** Begin Dataset rows **
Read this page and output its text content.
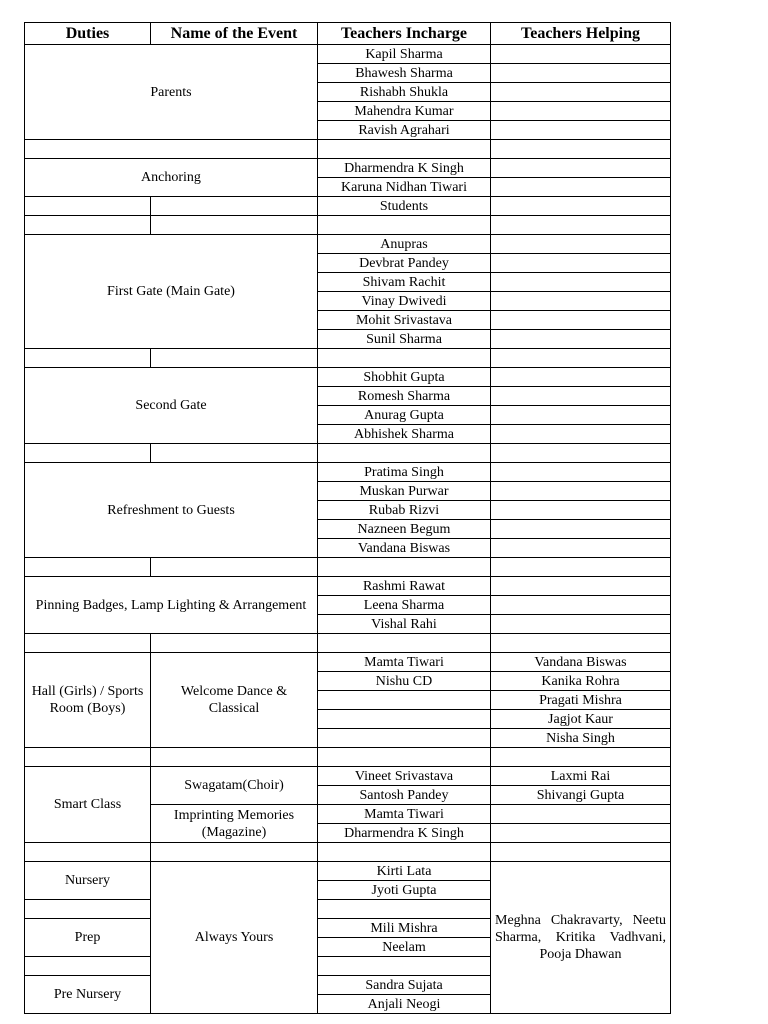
Duties	Name of the Event	Teachers Incharge	Teachers Helping
Parents		Kapil Sharma	
		Bhawesh Sharma	
		Rishabh Shukla	
		Mahendra Kumar	
		Ravish Agrahari	

Anchoring		Dharmendra K Singh	
		Karuna Nidhan Tiwari	
		Students	

First Gate (Main Gate)		Anupras	
		Devbrat Pandey	
		Shivam Rachit	
		Vinay Dwivedi	
		Mohit Srivastava	
		Sunil Sharma	

Second Gate		Shobhit Gupta	
		Romesh Sharma	
		Anurag Gupta	
		Abhishek Sharma	

Refreshment to Guests		Pratima Singh	
		Muskan Purwar	
		Rubab Rizvi	
		Nazneen Begum	
		Vandana Biswas	

Pinning Badges, Lamp Lighting & Arrangement		Rashmi Rawat	
		Leena Sharma	
		Vishal Rahi	

Hall (Girls) / Sports Room (Boys)	Welcome Dance & Classical	Mamta Tiwari	Vandana Biswas
		Nishu CD	Kanika Rohra
			Pragati Mishra
			Jagjot Kaur
			Nisha Singh

Smart Class	Swagatam(Choir)	Vineet Srivastava	Laxmi Rai
		Santosh Pandey	Shivangi Gupta
	Imprinting Memories (Magazine)	Mamta Tiwari	
		Dharmendra K Singh	

Nursery	Always Yours	Kirti Lata	Meghna Chakravarty, Neetu Sharma, Kritika Vadhvani, Pooja Dhawan
		Jyoti Gupta	

Prep		Mili Mishra	
		Neelam	

Pre Nursery		Sandra Sujata	
		Anjali Neogi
** End Dataset rows **
### What the exercise asks
Write the lines above out again exactly, without any of their pictures.

### Exercise output
Read this page and output its text content.
Duties	Name of the Event	Teachers Incharge	Teachers Helping
Parents		Kapil Sharma	
		Bhawesh Sharma	
		Rishabh Shukla	
		Mahendra Kumar	
		Ravish Agrahari	

Anchoring		Dharmendra K Singh	
		Karuna Nidhan Tiwari	
		Students	

First Gate (Main Gate)		Anupras	
		Devbrat Pandey	
		Shivam Rachit	
		Vinay Dwivedi	
		Mohit Srivastava	
		Sunil Sharma	

Second Gate		Shobhit Gupta	
		Romesh Sharma	
		Anurag Gupta	
		Abhishek Sharma	

Refreshment to Guests		Pratima Singh	
		Muskan Purwar	
		Rubab Rizvi	
		Nazneen Begum	
		Vandana Biswas	

Pinning Badges, Lamp Lighting & Arrangement		Rashmi Rawat	
		Leena Sharma	
		Vishal Rahi	

Hall (Girls) / Sports Room (Boys)	Welcome Dance & Classical	Mamta Tiwari	Vandana Biswas
		Nishu CD	Kanika Rohra
			Pragati Mishra
			Jagjot Kaur
			Nisha Singh

Smart Class	Swagatam(Choir)	Vineet Srivastava	Laxmi Rai
		Santosh Pandey	Shivangi Gupta
	Imprinting Memories (Magazine)	Mamta Tiwari	
		Dharmendra K Singh	

Nursery	Always Yours	Kirti Lata	Meghna Chakravarty, Neetu Sharma, Kritika Vadhvani, Pooja Dhawan
		Jyoti Gupta	

Prep		Mili Mishra	
		Neelam	

Pre Nursery		Sandra Sujata	
		Anjali Neogi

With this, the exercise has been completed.